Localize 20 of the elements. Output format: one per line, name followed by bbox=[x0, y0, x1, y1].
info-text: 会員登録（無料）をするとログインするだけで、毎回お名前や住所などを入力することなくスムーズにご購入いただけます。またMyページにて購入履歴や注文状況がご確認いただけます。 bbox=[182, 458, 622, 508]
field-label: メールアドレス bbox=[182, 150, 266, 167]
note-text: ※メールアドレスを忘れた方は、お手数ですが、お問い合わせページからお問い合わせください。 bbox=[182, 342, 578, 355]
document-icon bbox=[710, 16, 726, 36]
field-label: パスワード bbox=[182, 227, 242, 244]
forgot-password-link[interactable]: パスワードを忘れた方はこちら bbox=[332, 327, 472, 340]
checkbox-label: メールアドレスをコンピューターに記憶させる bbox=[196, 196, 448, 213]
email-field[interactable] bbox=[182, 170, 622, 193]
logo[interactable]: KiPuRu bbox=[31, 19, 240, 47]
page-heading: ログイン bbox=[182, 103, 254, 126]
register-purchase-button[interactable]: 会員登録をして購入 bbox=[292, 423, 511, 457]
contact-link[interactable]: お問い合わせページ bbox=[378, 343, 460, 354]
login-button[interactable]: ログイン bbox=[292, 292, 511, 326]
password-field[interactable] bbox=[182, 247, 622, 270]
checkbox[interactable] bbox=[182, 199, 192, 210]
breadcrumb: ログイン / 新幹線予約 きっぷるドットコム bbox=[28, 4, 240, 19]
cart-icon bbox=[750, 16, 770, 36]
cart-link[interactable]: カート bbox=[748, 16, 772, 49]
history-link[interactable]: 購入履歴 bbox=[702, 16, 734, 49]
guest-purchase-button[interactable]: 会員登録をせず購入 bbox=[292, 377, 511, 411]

++++++++++++++++++++

__Task instructions__. Retype all the lines in the records above, character for character.

__Problem solution__.
Localize 20 of the elements. Output format: one per line, name followed by bbox=[x0, y0, x1, y1].
info-text: 会員登録（無料）をするとログインするだけで、毎回お名前や住所などを入力することなくスムーズにご購入いただけます。またMyページにて購入履歴や注文状況がご確認いただけます。 bbox=[182, 458, 622, 508]
field-label: メールアドレス bbox=[182, 150, 266, 167]
note-text: ※メールアドレスを忘れた方は、お手数ですが、お問い合わせページからお問い合わせください。 bbox=[182, 342, 578, 355]
document-icon bbox=[710, 16, 726, 36]
field-label: パスワード bbox=[182, 227, 242, 244]
forgot-password-link[interactable]: パスワードを忘れた方はこちら bbox=[332, 327, 472, 340]
checkbox-label: メールアドレスをコンピューターに記憶させる bbox=[196, 196, 448, 213]
email-field[interactable] bbox=[182, 170, 622, 193]
logo[interactable]: KiPuRu bbox=[31, 19, 240, 47]
page-heading: ログイン bbox=[182, 103, 254, 126]
register-purchase-button[interactable]: 会員登録をして購入 bbox=[292, 423, 511, 457]
contact-link[interactable]: お問い合わせページ bbox=[378, 343, 460, 354]
login-button[interactable]: ログイン bbox=[292, 292, 511, 326]
password-field[interactable] bbox=[182, 247, 622, 270]
checkbox[interactable] bbox=[182, 199, 192, 210]
breadcrumb: ログイン / 新幹線予約 きっぷるドットコム bbox=[28, 4, 240, 19]
cart-icon bbox=[750, 16, 770, 36]
cart-link[interactable]: カート bbox=[748, 16, 772, 49]
history-link[interactable]: 購入履歴 bbox=[702, 16, 734, 49]
guest-purchase-button[interactable]: 会員登録をせず購入 bbox=[292, 377, 511, 411]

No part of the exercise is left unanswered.